§ **Exercise task**:
Copy out each line of the material below with no changes.

-------------------------

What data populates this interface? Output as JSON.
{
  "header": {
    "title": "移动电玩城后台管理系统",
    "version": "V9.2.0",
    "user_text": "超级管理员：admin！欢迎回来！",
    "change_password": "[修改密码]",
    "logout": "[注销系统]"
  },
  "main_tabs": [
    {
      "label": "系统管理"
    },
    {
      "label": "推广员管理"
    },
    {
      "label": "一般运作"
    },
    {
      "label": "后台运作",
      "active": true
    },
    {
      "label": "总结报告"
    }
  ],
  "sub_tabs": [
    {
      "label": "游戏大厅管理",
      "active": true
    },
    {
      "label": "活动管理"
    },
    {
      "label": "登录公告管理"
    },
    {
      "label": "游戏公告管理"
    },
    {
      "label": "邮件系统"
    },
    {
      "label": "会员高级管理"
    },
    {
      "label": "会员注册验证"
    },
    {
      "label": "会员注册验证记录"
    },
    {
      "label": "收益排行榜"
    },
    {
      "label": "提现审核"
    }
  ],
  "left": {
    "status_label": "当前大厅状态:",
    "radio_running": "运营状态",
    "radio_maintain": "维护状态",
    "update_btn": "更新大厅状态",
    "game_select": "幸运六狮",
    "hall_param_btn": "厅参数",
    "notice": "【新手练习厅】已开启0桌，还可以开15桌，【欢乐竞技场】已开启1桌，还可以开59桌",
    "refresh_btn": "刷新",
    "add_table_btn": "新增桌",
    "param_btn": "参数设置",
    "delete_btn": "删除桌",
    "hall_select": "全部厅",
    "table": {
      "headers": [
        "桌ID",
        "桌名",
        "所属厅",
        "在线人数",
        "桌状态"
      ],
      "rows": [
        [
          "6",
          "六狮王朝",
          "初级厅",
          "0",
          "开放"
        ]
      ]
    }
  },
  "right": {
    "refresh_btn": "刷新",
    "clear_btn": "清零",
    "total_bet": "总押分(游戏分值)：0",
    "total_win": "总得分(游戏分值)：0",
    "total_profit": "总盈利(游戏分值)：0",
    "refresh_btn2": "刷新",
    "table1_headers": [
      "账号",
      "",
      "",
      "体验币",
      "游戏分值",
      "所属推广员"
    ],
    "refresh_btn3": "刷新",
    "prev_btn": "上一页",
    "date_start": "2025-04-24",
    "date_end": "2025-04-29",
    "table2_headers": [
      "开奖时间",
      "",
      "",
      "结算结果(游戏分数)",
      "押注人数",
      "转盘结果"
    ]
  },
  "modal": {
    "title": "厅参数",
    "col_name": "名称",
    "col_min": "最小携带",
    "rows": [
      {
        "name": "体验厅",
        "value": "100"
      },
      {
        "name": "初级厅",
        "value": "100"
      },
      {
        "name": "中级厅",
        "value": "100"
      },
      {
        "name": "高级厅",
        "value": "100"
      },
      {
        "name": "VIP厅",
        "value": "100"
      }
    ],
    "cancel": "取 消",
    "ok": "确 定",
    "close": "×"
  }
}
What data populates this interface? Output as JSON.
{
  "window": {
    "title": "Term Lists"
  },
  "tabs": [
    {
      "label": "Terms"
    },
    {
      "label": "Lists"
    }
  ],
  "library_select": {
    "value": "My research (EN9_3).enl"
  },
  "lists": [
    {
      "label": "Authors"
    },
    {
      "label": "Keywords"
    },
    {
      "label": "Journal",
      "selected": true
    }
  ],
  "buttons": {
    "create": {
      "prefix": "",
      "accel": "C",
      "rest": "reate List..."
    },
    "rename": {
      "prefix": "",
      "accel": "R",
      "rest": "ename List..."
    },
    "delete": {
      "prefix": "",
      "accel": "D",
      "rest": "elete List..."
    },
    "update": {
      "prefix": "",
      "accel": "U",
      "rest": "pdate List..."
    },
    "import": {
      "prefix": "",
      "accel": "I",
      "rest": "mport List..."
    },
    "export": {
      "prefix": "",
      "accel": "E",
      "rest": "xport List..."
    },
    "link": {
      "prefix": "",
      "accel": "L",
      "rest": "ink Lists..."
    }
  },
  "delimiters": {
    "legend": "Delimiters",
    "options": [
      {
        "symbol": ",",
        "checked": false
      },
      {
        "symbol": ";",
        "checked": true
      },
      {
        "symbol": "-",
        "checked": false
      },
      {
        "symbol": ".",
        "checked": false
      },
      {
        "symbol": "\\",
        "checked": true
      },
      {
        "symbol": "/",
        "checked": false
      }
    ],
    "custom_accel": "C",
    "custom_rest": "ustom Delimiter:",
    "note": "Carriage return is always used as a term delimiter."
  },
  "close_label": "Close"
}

-------------------------

§ **Output below**:
What data populates this interface? Output as JSON.
{
  "header": {
    "title": "移动电玩城后台管理系统",
    "version": "V9.2.0",
    "user_text": "超级管理员：admin！欢迎回来！",
    "change_password": "[修改密码]",
    "logout": "[注销系统]"
  },
  "main_tabs": [
    {
      "label": "系统管理"
    },
    {
      "label": "推广员管理"
    },
    {
      "label": "一般运作"
    },
    {
      "label": "后台运作",
      "active": true
    },
    {
      "label": "总结报告"
    }
  ],
  "sub_tabs": [
    {
      "label": "游戏大厅管理",
      "active": true
    },
    {
      "label": "活动管理"
    },
    {
      "label": "登录公告管理"
    },
    {
      "label": "游戏公告管理"
    },
    {
      "label": "邮件系统"
    },
    {
      "label": "会员高级管理"
    },
    {
      "label": "会员注册验证"
    },
    {
      "label": "会员注册验证记录"
    },
    {
      "label": "收益排行榜"
    },
    {
      "label": "提现审核"
    }
  ],
  "left": {
    "status_label": "当前大厅状态:",
    "radio_running": "运营状态",
    "radio_maintain": "维护状态",
    "update_btn": "更新大厅状态",
    "game_select": "幸运六狮",
    "hall_param_btn": "厅参数",
    "notice": "【新手练习厅】已开启0桌，还可以开15桌，【欢乐竞技场】已开启1桌，还可以开59桌",
    "refresh_btn": "刷新",
    "add_table_btn": "新增桌",
    "param_btn": "参数设置",
    "delete_btn": "删除桌",
    "hall_select": "全部厅",
    "table": {
      "headers": [
        "桌ID",
        "桌名",
        "所属厅",
        "在线人数",
        "桌状态"
      ],
      "rows": [
        [
          "6",
          "六狮王朝",
          "初级厅",
          "0",
          "开放"
        ]
      ]
    }
  },
  "right": {
    "refresh_btn": "刷新",
    "clear_btn": "清零",
    "total_bet": "总押分(游戏分值)：0",
    "total_win": "总得分(游戏分值)：0",
    "total_profit": "总盈利(游戏分值)：0",
    "refresh_btn2": "刷新",
    "table1_headers": [
      "账号",
      "",
      "",
      "体验币",
      "游戏分值",
      "所属推广员"
    ],
    "refresh_btn3": "刷新",
    "prev_btn": "上一页",
    "date_start": "2025-04-24",
    "date_end": "2025-04-29",
    "table2_headers": [
      "开奖时间",
      "",
      "",
      "结算结果(游戏分数)",
      "押注人数",
      "转盘结果"
    ]
  },
  "modal": {
    "title": "厅参数",
    "col_name": "名称",
    "col_min": "最小携带",
    "rows": [
      {
        "name": "体验厅",
        "value": "100"
      },
      {
        "name": "初级厅",
        "value": "100"
      },
      {
        "name": "中级厅",
        "value": "100"
      },
      {
        "name": "高级厅",
        "value": "100"
      },
      {
        "name": "VIP厅",
        "value": "100"
      }
    ],
    "cancel": "取 消",
    "ok": "确 定",
    "close": "×"
  }
}
What data populates this interface? Output as JSON.
{
  "window": {
    "title": "Term Lists"
  },
  "tabs": [
    {
      "label": "Terms"
    },
    {
      "label": "Lists"
    }
  ],
  "library_select": {
    "value": "My research (EN9_3).enl"
  },
  "lists": [
    {
      "label": "Authors"
    },
    {
      "label": "Keywords"
    },
    {
      "label": "Journal",
      "selected": true
    }
  ],
  "buttons": {
    "create": {
      "prefix": "",
      "accel": "C",
      "rest": "reate List..."
    },
    "rename": {
      "prefix": "",
      "accel": "R",
      "rest": "ename List..."
    },
    "delete": {
      "prefix": "",
      "accel": "D",
      "rest": "elete List..."
    },
    "update": {
      "prefix": "",
      "accel": "U",
      "rest": "pdate List..."
    },
    "import": {
      "prefix": "",
      "accel": "I",
      "rest": "mport List..."
    },
    "export": {
      "prefix": "",
      "accel": "E",
      "rest": "xport List..."
    },
    "link": {
      "prefix": "",
      "accel": "L",
      "rest": "ink Lists..."
    }
  },
  "delimiters": {
    "legend": "Delimiters",
    "options": [
      {
        "symbol": ",",
        "checked": false
      },
      {
        "symbol": ";",
        "checked": true
      },
      {
        "symbol": "-",
        "checked": false
      },
      {
        "symbol": ".",
        "checked": false
      },
      {
        "symbol": "\\",
        "checked": true
      },
      {
        "symbol": "/",
        "checked": false
      }
    ],
    "custom_accel": "C",
    "custom_rest": "ustom Delimiter:",
    "note": "Carriage return is always used as a term delimiter."
  },
  "close_label": "Close"
}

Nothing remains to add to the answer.